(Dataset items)
----------------------------------------

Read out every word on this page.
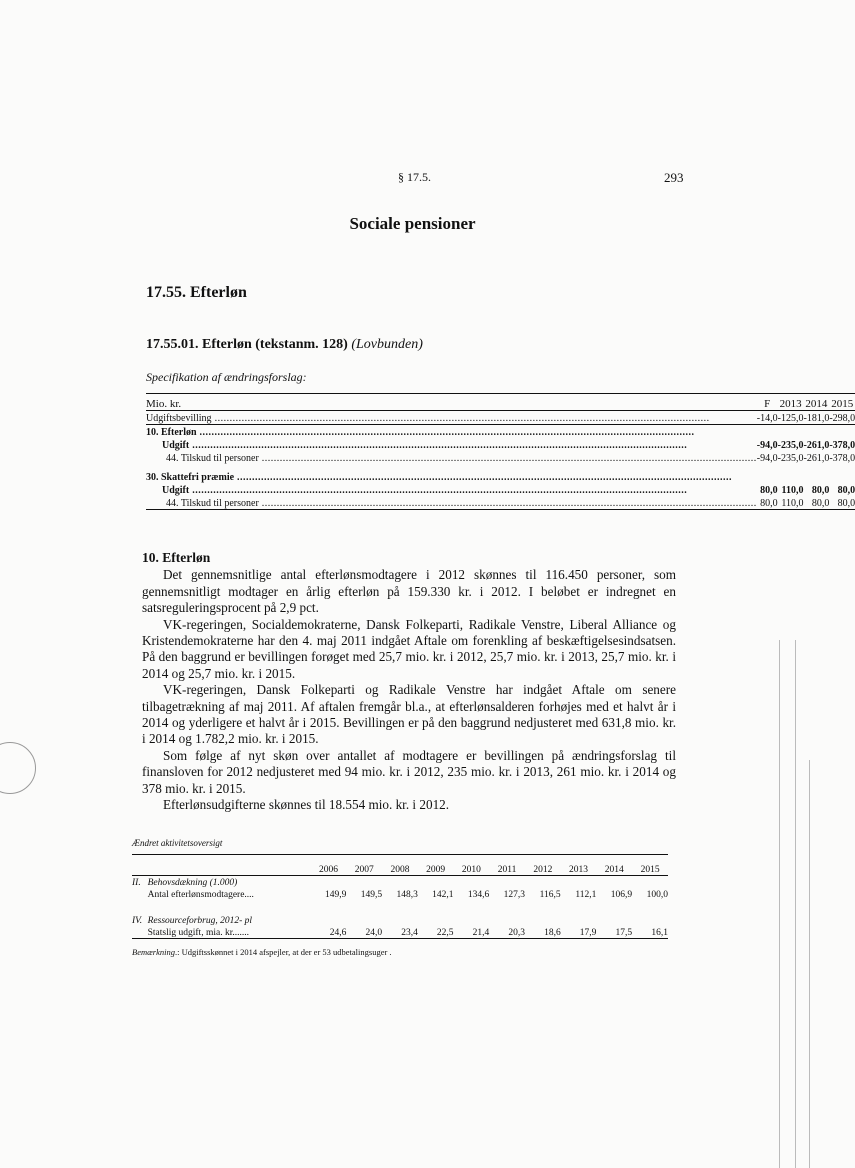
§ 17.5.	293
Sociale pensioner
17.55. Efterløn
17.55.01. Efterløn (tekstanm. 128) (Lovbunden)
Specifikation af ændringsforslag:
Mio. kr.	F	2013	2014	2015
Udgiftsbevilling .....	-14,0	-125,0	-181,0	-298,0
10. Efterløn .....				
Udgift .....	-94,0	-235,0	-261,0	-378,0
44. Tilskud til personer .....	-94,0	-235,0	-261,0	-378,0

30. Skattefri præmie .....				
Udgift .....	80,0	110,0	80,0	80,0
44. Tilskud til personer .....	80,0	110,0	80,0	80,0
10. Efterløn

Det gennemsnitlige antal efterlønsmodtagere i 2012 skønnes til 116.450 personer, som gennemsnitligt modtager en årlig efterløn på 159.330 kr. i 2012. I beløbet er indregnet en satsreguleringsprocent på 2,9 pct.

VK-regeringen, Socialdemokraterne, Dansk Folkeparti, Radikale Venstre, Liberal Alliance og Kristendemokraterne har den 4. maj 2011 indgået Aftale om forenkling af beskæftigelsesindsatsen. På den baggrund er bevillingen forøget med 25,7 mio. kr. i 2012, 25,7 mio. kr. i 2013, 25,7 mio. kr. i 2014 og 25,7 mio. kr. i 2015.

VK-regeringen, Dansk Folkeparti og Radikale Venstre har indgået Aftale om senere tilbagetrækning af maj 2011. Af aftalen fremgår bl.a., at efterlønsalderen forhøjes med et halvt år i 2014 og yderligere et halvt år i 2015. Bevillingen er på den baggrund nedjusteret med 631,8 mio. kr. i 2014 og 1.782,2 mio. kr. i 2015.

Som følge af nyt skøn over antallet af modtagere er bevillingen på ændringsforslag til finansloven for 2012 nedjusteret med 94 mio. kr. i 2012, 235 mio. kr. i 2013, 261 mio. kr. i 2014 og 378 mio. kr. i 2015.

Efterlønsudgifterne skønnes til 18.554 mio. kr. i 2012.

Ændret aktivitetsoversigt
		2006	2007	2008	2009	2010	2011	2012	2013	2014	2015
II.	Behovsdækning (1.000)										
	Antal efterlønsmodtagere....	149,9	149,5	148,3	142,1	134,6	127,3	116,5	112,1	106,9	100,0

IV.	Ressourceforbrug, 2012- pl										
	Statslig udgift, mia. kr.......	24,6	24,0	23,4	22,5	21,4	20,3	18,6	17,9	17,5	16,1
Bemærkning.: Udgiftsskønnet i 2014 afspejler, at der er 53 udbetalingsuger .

----------------------------------------

→ **Task prompt**
Work out how many lines in the entries hold the string "personer". Your answer should consist solely of that number.

→ **Answer for the task**
3